__INPUT ROWS__

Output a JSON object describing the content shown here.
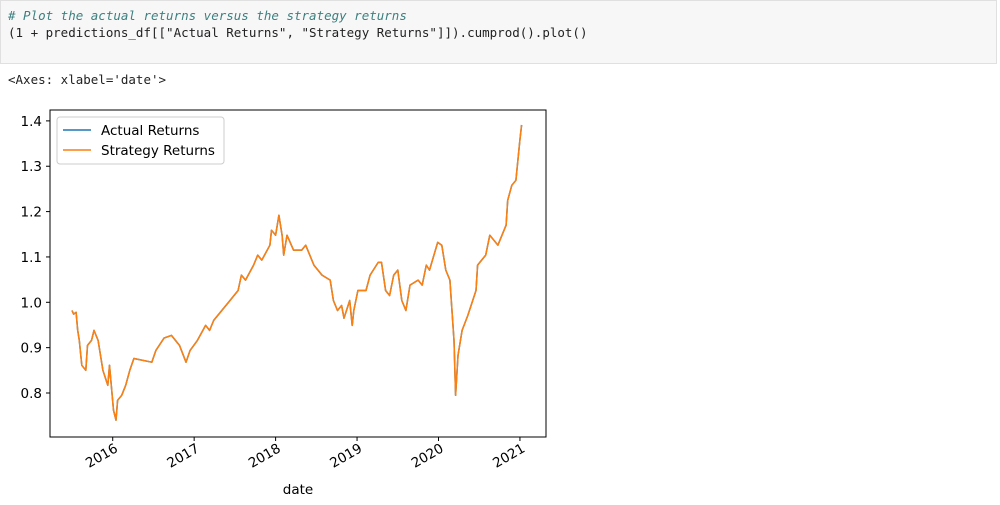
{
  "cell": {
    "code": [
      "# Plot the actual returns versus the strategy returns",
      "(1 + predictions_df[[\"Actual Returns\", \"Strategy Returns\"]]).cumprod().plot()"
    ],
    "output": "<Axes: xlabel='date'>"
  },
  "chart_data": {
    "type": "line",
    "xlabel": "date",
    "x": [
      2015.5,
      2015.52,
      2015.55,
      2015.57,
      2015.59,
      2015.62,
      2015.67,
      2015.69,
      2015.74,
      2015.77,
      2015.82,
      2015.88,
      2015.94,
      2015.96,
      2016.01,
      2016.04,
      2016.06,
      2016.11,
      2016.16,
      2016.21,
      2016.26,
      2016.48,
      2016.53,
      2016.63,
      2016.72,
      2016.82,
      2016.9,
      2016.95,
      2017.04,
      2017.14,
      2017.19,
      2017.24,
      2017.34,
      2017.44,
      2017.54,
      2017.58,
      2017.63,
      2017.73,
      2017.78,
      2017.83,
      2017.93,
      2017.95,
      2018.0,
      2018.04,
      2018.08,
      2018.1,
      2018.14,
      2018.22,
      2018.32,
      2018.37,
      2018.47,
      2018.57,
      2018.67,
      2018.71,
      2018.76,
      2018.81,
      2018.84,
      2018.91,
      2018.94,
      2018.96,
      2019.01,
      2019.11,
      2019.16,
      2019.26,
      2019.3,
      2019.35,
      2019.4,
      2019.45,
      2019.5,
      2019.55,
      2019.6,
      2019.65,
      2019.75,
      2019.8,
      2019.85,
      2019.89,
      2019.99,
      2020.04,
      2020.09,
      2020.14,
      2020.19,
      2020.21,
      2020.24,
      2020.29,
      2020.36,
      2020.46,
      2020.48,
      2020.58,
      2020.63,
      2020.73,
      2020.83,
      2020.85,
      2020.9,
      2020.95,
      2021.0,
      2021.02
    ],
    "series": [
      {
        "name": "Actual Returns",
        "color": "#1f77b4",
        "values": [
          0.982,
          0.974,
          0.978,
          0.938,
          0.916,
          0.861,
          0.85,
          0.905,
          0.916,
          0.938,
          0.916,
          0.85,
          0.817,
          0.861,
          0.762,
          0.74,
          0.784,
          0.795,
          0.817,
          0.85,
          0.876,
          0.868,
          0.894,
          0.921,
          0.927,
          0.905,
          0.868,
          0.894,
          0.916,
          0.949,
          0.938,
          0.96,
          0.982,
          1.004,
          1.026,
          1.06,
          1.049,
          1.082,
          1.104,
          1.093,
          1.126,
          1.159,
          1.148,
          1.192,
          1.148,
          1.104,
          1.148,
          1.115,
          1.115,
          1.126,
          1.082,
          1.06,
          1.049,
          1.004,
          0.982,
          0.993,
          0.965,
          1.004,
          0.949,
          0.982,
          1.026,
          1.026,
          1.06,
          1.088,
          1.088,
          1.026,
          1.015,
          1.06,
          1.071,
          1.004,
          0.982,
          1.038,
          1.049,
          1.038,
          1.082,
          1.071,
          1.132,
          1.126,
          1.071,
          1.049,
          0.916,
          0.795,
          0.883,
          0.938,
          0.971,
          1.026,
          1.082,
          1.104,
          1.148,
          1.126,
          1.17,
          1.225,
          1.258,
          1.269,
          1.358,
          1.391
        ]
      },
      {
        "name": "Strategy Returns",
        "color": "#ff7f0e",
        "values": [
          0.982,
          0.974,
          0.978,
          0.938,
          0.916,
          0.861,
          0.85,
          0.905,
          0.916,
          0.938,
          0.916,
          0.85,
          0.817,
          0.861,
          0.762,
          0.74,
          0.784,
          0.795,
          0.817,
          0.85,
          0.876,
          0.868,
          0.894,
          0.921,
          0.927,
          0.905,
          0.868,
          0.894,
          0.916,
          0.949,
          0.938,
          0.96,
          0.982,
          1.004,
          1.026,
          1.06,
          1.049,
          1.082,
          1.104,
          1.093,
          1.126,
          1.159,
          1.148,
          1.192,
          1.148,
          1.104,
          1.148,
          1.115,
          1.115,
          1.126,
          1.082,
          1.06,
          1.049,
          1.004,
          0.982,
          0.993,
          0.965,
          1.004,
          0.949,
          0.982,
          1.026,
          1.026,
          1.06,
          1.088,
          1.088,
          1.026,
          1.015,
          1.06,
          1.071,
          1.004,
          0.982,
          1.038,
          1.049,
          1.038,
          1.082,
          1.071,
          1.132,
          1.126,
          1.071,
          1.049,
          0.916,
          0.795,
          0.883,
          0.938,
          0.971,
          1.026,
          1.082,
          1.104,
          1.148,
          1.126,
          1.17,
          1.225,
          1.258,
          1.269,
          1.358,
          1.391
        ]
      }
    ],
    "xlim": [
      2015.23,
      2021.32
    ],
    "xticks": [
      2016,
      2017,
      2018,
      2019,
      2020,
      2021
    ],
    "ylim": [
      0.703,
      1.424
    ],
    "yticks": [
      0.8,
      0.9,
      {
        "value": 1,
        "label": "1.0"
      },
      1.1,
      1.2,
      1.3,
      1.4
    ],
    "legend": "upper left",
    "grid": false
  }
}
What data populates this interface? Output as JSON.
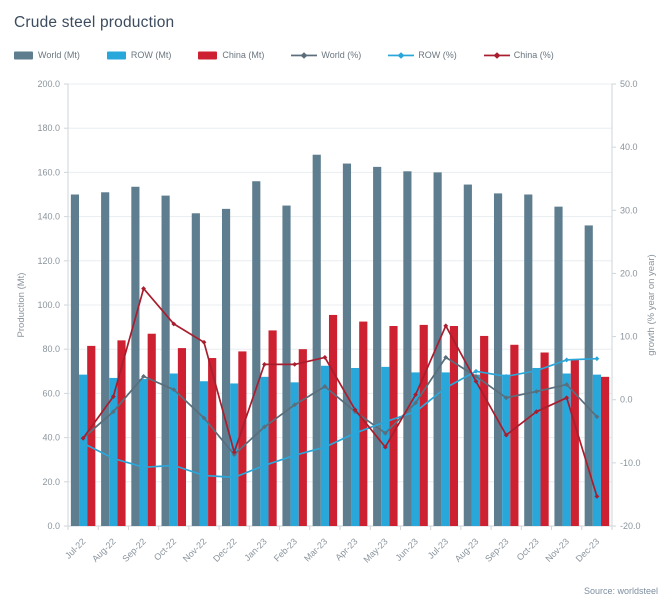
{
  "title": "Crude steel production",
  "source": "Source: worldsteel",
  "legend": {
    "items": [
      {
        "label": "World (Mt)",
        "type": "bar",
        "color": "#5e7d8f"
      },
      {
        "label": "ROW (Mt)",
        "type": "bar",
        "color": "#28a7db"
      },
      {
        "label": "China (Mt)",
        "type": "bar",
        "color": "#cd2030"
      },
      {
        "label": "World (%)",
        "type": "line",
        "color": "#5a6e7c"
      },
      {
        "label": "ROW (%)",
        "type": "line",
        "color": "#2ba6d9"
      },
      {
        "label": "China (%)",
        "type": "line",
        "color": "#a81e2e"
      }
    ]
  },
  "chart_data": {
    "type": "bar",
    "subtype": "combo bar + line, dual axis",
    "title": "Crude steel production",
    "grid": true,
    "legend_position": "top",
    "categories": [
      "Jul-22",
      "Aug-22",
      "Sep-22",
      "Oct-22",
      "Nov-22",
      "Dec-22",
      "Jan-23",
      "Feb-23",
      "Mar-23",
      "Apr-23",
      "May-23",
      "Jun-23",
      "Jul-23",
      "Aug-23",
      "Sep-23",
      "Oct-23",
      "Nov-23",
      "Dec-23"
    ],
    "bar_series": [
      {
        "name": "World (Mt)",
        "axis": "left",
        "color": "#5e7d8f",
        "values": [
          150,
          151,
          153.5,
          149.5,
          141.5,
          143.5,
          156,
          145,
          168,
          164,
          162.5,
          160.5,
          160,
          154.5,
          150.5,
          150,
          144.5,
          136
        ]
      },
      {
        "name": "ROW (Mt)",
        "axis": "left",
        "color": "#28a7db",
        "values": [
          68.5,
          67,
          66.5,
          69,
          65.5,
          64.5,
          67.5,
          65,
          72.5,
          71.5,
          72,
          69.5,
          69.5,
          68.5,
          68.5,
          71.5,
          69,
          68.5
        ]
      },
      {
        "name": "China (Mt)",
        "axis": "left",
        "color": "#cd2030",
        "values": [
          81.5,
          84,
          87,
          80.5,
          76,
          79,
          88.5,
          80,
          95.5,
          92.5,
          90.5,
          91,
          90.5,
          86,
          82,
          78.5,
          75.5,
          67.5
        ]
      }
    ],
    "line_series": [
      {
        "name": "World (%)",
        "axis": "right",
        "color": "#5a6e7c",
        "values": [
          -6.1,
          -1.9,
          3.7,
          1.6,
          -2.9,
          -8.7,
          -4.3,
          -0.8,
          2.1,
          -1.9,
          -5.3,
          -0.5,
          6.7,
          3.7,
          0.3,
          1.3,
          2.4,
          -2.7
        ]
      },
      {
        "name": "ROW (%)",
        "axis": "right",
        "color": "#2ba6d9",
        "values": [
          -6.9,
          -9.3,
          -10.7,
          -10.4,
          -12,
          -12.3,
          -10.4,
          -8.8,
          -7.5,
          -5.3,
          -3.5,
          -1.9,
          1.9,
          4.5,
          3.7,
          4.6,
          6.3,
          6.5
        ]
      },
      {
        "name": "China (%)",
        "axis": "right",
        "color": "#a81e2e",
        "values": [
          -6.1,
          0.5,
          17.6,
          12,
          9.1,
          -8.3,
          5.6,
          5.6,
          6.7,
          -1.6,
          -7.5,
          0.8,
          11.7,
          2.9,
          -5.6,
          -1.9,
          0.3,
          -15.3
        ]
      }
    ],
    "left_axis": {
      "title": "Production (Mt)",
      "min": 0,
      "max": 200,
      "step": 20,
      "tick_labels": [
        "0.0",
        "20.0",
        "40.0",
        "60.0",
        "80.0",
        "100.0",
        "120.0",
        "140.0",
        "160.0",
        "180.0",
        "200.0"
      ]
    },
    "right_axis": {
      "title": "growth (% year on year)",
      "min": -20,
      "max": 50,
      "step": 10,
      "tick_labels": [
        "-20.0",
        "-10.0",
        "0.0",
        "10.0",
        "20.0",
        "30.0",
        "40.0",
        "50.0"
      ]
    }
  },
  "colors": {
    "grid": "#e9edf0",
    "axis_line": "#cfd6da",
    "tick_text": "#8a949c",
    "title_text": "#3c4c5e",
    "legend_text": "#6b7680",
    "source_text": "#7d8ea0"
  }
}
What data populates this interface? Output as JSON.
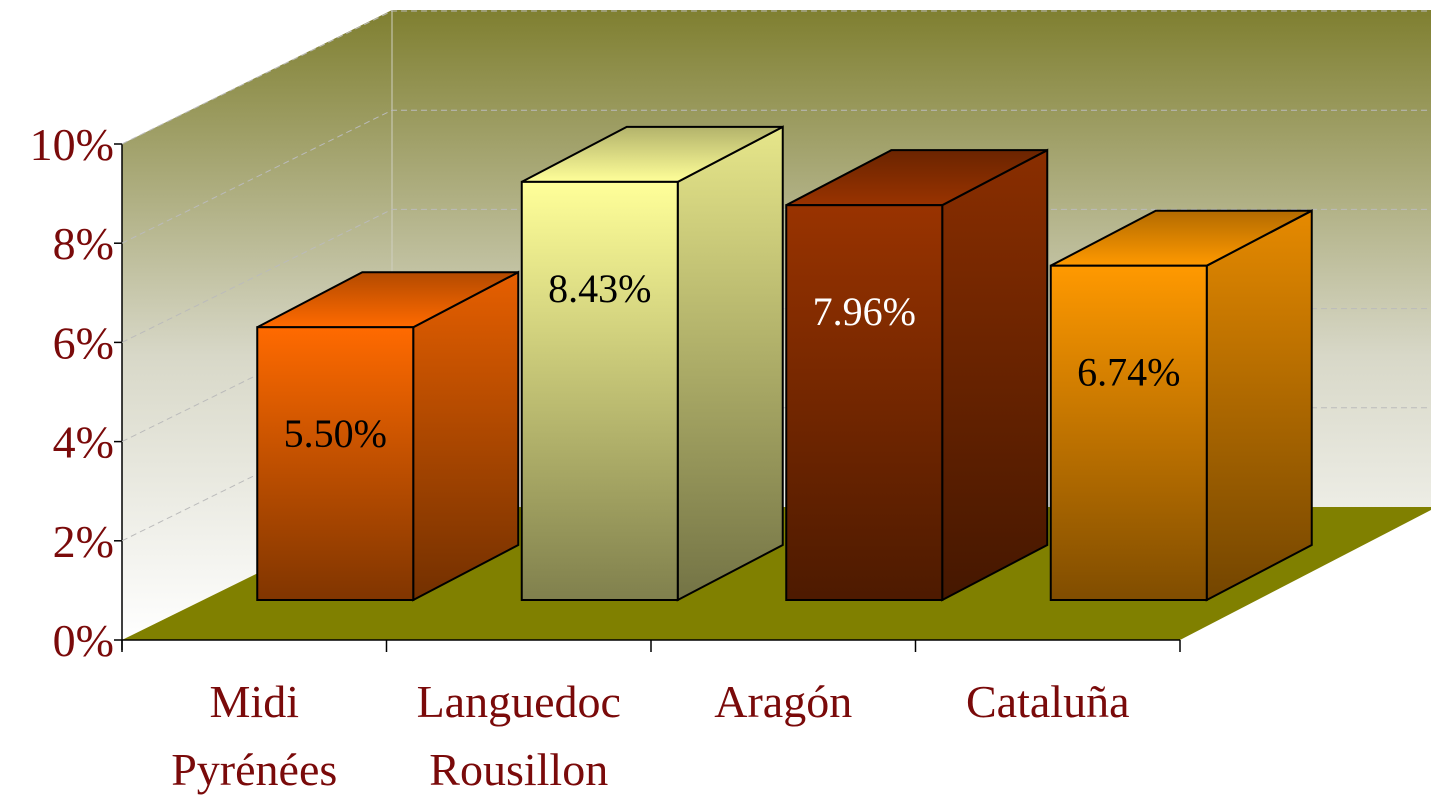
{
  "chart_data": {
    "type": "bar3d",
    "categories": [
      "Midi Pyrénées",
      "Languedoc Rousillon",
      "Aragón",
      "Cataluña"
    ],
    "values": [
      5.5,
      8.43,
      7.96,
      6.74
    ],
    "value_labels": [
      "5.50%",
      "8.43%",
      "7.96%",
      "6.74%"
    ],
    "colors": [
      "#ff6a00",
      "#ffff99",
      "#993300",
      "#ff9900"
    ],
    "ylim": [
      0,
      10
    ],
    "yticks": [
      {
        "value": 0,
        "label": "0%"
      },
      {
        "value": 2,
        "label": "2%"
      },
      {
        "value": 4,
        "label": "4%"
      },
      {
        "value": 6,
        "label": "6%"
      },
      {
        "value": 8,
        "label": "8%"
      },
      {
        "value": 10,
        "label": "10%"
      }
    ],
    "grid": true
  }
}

__WHAT YOU HAVE TO DO__
Write only the number of lines in the data above that include "Crude".

__SOLUTION BELOW__
2